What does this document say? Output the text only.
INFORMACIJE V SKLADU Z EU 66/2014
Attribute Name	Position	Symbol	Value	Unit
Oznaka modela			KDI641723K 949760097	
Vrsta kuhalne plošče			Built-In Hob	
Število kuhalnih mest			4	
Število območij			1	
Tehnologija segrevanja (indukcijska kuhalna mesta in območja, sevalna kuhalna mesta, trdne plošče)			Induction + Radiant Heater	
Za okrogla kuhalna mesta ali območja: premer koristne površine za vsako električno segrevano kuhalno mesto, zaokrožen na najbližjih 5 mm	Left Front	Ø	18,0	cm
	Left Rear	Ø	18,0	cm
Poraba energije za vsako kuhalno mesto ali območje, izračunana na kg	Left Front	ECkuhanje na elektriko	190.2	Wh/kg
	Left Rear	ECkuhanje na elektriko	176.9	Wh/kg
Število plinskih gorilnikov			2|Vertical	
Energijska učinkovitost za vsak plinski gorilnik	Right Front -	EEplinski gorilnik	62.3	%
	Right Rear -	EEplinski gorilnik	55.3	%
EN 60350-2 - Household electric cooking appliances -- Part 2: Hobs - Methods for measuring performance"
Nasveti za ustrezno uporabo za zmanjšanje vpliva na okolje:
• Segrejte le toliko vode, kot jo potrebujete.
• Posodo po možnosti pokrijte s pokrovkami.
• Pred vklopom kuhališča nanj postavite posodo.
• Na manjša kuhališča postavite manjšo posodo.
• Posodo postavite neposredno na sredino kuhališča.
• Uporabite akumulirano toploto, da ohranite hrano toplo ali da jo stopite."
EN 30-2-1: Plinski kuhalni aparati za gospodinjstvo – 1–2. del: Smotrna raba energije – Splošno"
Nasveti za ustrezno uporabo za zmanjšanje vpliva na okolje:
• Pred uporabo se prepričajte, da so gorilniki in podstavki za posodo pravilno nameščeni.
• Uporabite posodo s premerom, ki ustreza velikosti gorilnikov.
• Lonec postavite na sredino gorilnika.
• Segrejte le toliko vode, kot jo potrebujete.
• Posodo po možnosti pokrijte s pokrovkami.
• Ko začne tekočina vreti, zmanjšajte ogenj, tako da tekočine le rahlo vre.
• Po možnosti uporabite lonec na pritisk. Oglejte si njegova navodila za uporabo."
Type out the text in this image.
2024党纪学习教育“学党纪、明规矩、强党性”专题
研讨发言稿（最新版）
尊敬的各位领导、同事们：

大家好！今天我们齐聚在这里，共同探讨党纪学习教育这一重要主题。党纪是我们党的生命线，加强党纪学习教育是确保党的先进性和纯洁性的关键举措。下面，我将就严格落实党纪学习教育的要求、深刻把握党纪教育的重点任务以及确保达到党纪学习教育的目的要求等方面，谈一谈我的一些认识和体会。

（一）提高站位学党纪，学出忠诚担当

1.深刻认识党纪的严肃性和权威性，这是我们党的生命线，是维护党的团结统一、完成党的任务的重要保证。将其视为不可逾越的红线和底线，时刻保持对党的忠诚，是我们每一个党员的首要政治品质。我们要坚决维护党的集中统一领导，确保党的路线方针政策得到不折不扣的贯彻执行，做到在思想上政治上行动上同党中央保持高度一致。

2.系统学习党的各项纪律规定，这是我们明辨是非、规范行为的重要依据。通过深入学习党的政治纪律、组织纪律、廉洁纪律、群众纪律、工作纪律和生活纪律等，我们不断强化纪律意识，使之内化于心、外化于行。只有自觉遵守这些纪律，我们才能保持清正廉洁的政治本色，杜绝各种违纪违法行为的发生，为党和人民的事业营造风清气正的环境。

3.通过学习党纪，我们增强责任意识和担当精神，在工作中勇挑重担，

::::

### Challenge
From the line holding "Type out the text in this image." through the last line above, reproduce each line exactly and add nothing.

### Response
Type out the text in this image.
2024党纪学习教育“学党纪、明规矩、强党性”专题
研讨发言稿（最新版）
尊敬的各位领导、同事们：

大家好！今天我们齐聚在这里，共同探讨党纪学习教育这一重要主题。党纪是我们党的生命线，加强党纪学习教育是确保党的先进性和纯洁性的关键举措。下面，我将就严格落实党纪学习教育的要求、深刻把握党纪教育的重点任务以及确保达到党纪学习教育的目的要求等方面，谈一谈我的一些认识和体会。

（一）提高站位学党纪，学出忠诚担当

1.深刻认识党纪的严肃性和权威性，这是我们党的生命线，是维护党的团结统一、完成党的任务的重要保证。将其视为不可逾越的红线和底线，时刻保持对党的忠诚，是我们每一个党员的首要政治品质。我们要坚决维护党的集中统一领导，确保党的路线方针政策得到不折不扣的贯彻执行，做到在思想上政治上行动上同党中央保持高度一致。

2.系统学习党的各项纪律规定，这是我们明辨是非、规范行为的重要依据。通过深入学习党的政治纪律、组织纪律、廉洁纪律、群众纪律、工作纪律和生活纪律等，我们不断强化纪律意识，使之内化于心、外化于行。只有自觉遵守这些纪律，我们才能保持清正廉洁的政治本色，杜绝各种违纪违法行为的发生，为党和人民的事业营造风清气正的环境。

3.通过学习党纪，我们增强责任意识和担当精神，在工作中勇挑重担，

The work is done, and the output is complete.